Your instructions:
What you return should match every record exactly, with the images removed.
+--
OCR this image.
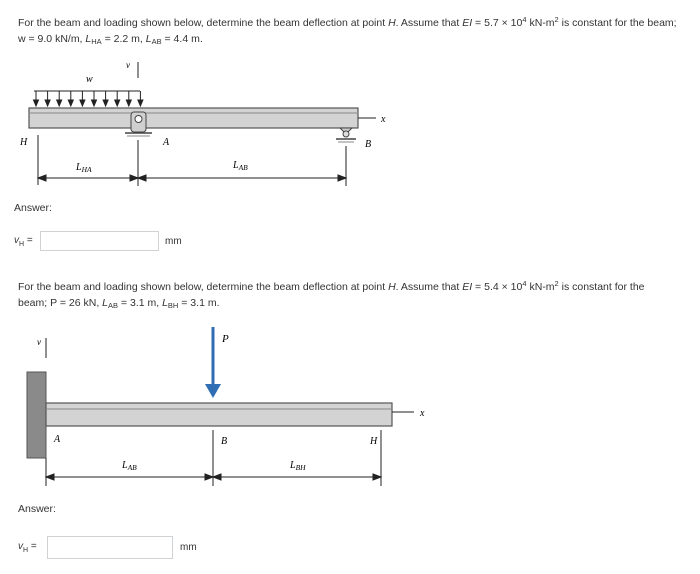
For the beam and loading shown below, determine the beam deflection at point H. Assume that EI = $5.7 \times 10^4$ $kN-m^2$ is constant for the beam;
w = 9.0 kN/m, $L_{HA} = 2.2$ m, $L_{AB} = 4.4$ m.
w
v
x
A	B
H
$L_{HA}$	$L_{AB}$
Answer:
$v_H$ =	mm
For the beam and loading shown below, determine the beam deflection at point H. Assume that EI = $5.4 \times 10^4$ $kN-m^2$ is constant for the
beam; P = 26 kN, $L_{AB} = 3.1$ m, $L_{BH} = 3.1$ m.
v
x
P
A	B	H
$L_{AB}$	$L_{BH}$
Answer:
$v_H$ =	mm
+--
Complete output:
OCR this image.
For the beam and loading shown below, determine the beam deflection at point H. Assume that EI = $5.7 \times 10^4$ $kN-m^2$ is constant for the beam;
w = 9.0 kN/m, $L_{HA} = 2.2$ m, $L_{AB} = 4.4$ m.
w
v
x
A	B
H
$L_{HA}$	$L_{AB}$
Answer:
$v_H$ =	mm
For the beam and loading shown below, determine the beam deflection at point H. Assume that EI = $5.4 \times 10^4$ $kN-m^2$ is constant for the
beam; P = 26 kN, $L_{AB} = 3.1$ m, $L_{BH} = 3.1$ m.
v
x
P
A	B	H
$L_{AB}$	$L_{BH}$
Answer:
$v_H$ =	mm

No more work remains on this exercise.